■ WHAT THIS TASK INVOLVES: Locate the string "label" throughout the material and copy every line in which it occurs.
[[ EXERCISE DATA open ]]
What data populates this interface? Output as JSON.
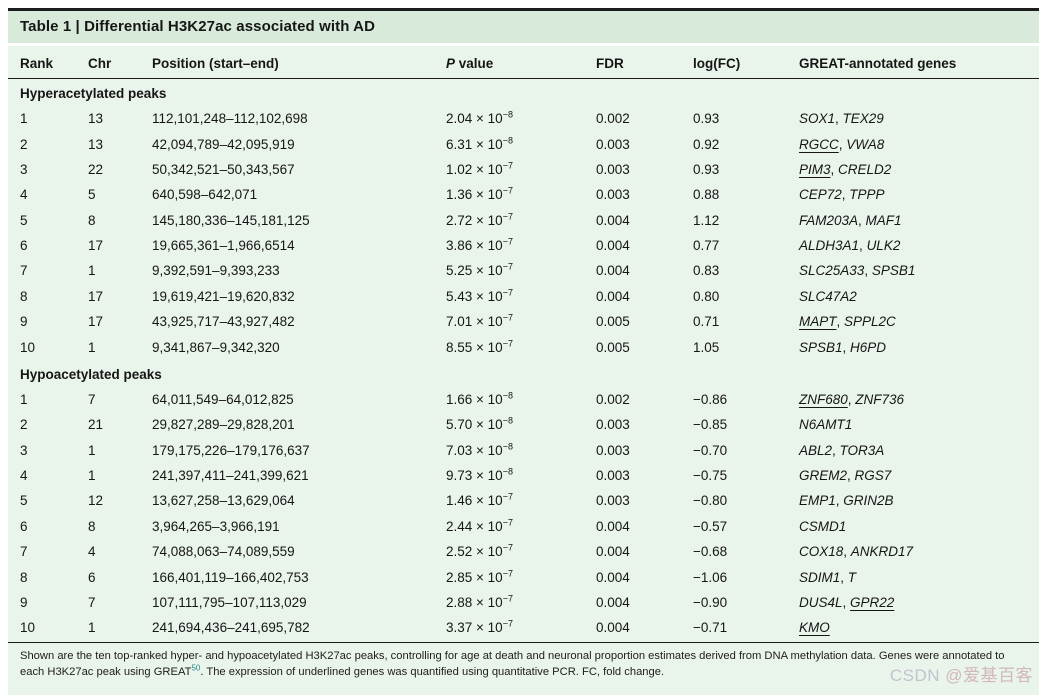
{
  "title": "Table 1 | Differential H3K27ac associated with AD",
  "columns": [
    {
      "label": "Rank"
    },
    {
      "label": "Chr"
    },
    {
      "label": "Position (start–end)"
    },
    {
      "italic": "P",
      "rest": " value"
    },
    {
      "label": "FDR"
    },
    {
      "label": "log(FC)"
    },
    {
      "label": "GREAT-annotated genes"
    }
  ],
  "sections": [
    {
      "label": "Hyperacetylated peaks",
      "rows": [
        {
          "rank": "1",
          "chr": "13",
          "position": "112,101,248–112,102,698",
          "p": {
            "coef": "2.04",
            "exp": "−8"
          },
          "fdr": "0.002",
          "logfc": "0.93",
          "genes": [
            {
              "name": "SOX1",
              "underline": false
            },
            {
              "name": "TEX29",
              "underline": false
            }
          ]
        },
        {
          "rank": "2",
          "chr": "13",
          "position": "42,094,789–42,095,919",
          "p": {
            "coef": "6.31",
            "exp": "−8"
          },
          "fdr": "0.003",
          "logfc": "0.92",
          "genes": [
            {
              "name": "RGCC",
              "underline": true
            },
            {
              "name": "VWA8",
              "underline": false
            }
          ]
        },
        {
          "rank": "3",
          "chr": "22",
          "position": "50,342,521–50,343,567",
          "p": {
            "coef": "1.02",
            "exp": "−7"
          },
          "fdr": "0.003",
          "logfc": "0.93",
          "genes": [
            {
              "name": "PIM3",
              "underline": true
            },
            {
              "name": "CRELD2",
              "underline": false
            }
          ]
        },
        {
          "rank": "4",
          "chr": "5",
          "position": "640,598–642,071",
          "p": {
            "coef": "1.36",
            "exp": "−7"
          },
          "fdr": "0.003",
          "logfc": "0.88",
          "genes": [
            {
              "name": "CEP72",
              "underline": false
            },
            {
              "name": "TPPP",
              "underline": false
            }
          ]
        },
        {
          "rank": "5",
          "chr": "8",
          "position": "145,180,336–145,181,125",
          "p": {
            "coef": "2.72",
            "exp": "−7"
          },
          "fdr": "0.004",
          "logfc": "1.12",
          "genes": [
            {
              "name": "FAM203A",
              "underline": false
            },
            {
              "name": "MAF1",
              "underline": false
            }
          ]
        },
        {
          "rank": "6",
          "chr": "17",
          "position": "19,665,361–1,966,6514",
          "p": {
            "coef": "3.86",
            "exp": "−7"
          },
          "fdr": "0.004",
          "logfc": "0.77",
          "genes": [
            {
              "name": "ALDH3A1",
              "underline": false
            },
            {
              "name": "ULK2",
              "underline": false
            }
          ]
        },
        {
          "rank": "7",
          "chr": "1",
          "position": "9,392,591–9,393,233",
          "p": {
            "coef": "5.25",
            "exp": "−7"
          },
          "fdr": "0.004",
          "logfc": "0.83",
          "genes": [
            {
              "name": "SLC25A33",
              "underline": false
            },
            {
              "name": "SPSB1",
              "underline": false
            }
          ]
        },
        {
          "rank": "8",
          "chr": "17",
          "position": "19,619,421–19,620,832",
          "p": {
            "coef": "5.43",
            "exp": "−7"
          },
          "fdr": "0.004",
          "logfc": "0.80",
          "genes": [
            {
              "name": "SLC47A2",
              "underline": false
            }
          ]
        },
        {
          "rank": "9",
          "chr": "17",
          "position": "43,925,717–43,927,482",
          "p": {
            "coef": "7.01",
            "exp": "−7"
          },
          "fdr": "0.005",
          "logfc": "0.71",
          "genes": [
            {
              "name": "MAPT",
              "underline": true
            },
            {
              "name": "SPPL2C",
              "underline": false
            }
          ]
        },
        {
          "rank": "10",
          "chr": "1",
          "position": "9,341,867–9,342,320",
          "p": {
            "coef": "8.55",
            "exp": "−7"
          },
          "fdr": "0.005",
          "logfc": "1.05",
          "genes": [
            {
              "name": "SPSB1",
              "underline": false
            },
            {
              "name": "H6PD",
              "underline": false
            }
          ]
        }
      ]
    },
    {
      "label": "Hypoacetylated peaks",
      "rows": [
        {
          "rank": "1",
          "chr": "7",
          "position": "64,011,549–64,012,825",
          "p": {
            "coef": "1.66",
            "exp": "−8"
          },
          "fdr": "0.002",
          "logfc": "−0.86",
          "genes": [
            {
              "name": "ZNF680",
              "underline": true
            },
            {
              "name": "ZNF736",
              "underline": false
            }
          ]
        },
        {
          "rank": "2",
          "chr": "21",
          "position": "29,827,289–29,828,201",
          "p": {
            "coef": "5.70",
            "exp": "−8"
          },
          "fdr": "0.003",
          "logfc": "−0.85",
          "genes": [
            {
              "name": "N6AMT1",
              "underline": false
            }
          ]
        },
        {
          "rank": "3",
          "chr": "1",
          "position": "179,175,226–179,176,637",
          "p": {
            "coef": "7.03",
            "exp": "−8"
          },
          "fdr": "0.003",
          "logfc": "−0.70",
          "genes": [
            {
              "name": "ABL2",
              "underline": false
            },
            {
              "name": "TOR3A",
              "underline": false
            }
          ]
        },
        {
          "rank": "4",
          "chr": "1",
          "position": "241,397,411–241,399,621",
          "p": {
            "coef": "9.73",
            "exp": "−8"
          },
          "fdr": "0.003",
          "logfc": "−0.75",
          "genes": [
            {
              "name": "GREM2",
              "underline": false
            },
            {
              "name": "RGS7",
              "underline": false
            }
          ]
        },
        {
          "rank": "5",
          "chr": "12",
          "position": "13,627,258–13,629,064",
          "p": {
            "coef": "1.46",
            "exp": "−7"
          },
          "fdr": "0.003",
          "logfc": "−0.80",
          "genes": [
            {
              "name": "EMP1",
              "underline": false
            },
            {
              "name": "GRIN2B",
              "underline": false
            }
          ]
        },
        {
          "rank": "6",
          "chr": "8",
          "position": "3,964,265–3,966,191",
          "p": {
            "coef": "2.44",
            "exp": "−7"
          },
          "fdr": "0.004",
          "logfc": "−0.57",
          "genes": [
            {
              "name": "CSMD1",
              "underline": false
            }
          ]
        },
        {
          "rank": "7",
          "chr": "4",
          "position": "74,088,063–74,089,559",
          "p": {
            "coef": "2.52",
            "exp": "−7"
          },
          "fdr": "0.004",
          "logfc": "−0.68",
          "genes": [
            {
              "name": "COX18",
              "underline": false
            },
            {
              "name": "ANKRD17",
              "underline": false
            }
          ]
        },
        {
          "rank": "8",
          "chr": "6",
          "position": "166,401,119–166,402,753",
          "p": {
            "coef": "2.85",
            "exp": "−7"
          },
          "fdr": "0.004",
          "logfc": "−1.06",
          "genes": [
            {
              "name": "SDIM1",
              "underline": false
            },
            {
              "name": "T",
              "underline": false
            }
          ]
        },
        {
          "rank": "9",
          "chr": "7",
          "position": "107,111,795–107,113,029",
          "p": {
            "coef": "2.88",
            "exp": "−7"
          },
          "fdr": "0.004",
          "logfc": "−0.90",
          "genes": [
            {
              "name": "DUS4L",
              "underline": false
            },
            {
              "name": "GPR22",
              "underline": true
            }
          ]
        },
        {
          "rank": "10",
          "chr": "1",
          "position": "241,694,436–241,695,782",
          "p": {
            "coef": "3.37",
            "exp": "−7"
          },
          "fdr": "0.004",
          "logfc": "−0.71",
          "genes": [
            {
              "name": "KMO",
              "underline": true
            }
          ]
        }
      ]
    }
  ],
  "footnote": {
    "part1": "Shown are the ten top-ranked hyper- and hypoacetylated H3K27ac peaks, controlling for age at death and neuronal proportion estimates derived from DNA methylation data. Genes were annotated to each H3K27ac peak using GREAT",
    "ref": "50",
    "part2": ". The expression of underlined genes was quantified using quantitative PCR. FC, fold change."
  },
  "watermark": {
    "prefix": "CSDN ",
    "handle": "@爱基百客"
  },
  "colors": {
    "title_band": "#d8ebda",
    "body_bg": "#e9f4ea",
    "rule": "#1c1c1c",
    "text": "#161616",
    "ref_sup": "#2e8b8b",
    "wm_gray": "#c3c3cf",
    "wm_pink": "#d2b7bc"
  }
}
[[ EXERCISE DATA closed ]]
■ TASK OUTPUT:
      "label": "Rank"
      "label": "Chr"
      "label": "Position (start–end)"
      "label": "FDR"
      "label": "log(FC)"
      "label": "GREAT-annotated genes"
      "label": "Hyperacetylated peaks",
      "label": "Hypoacetylated peaks",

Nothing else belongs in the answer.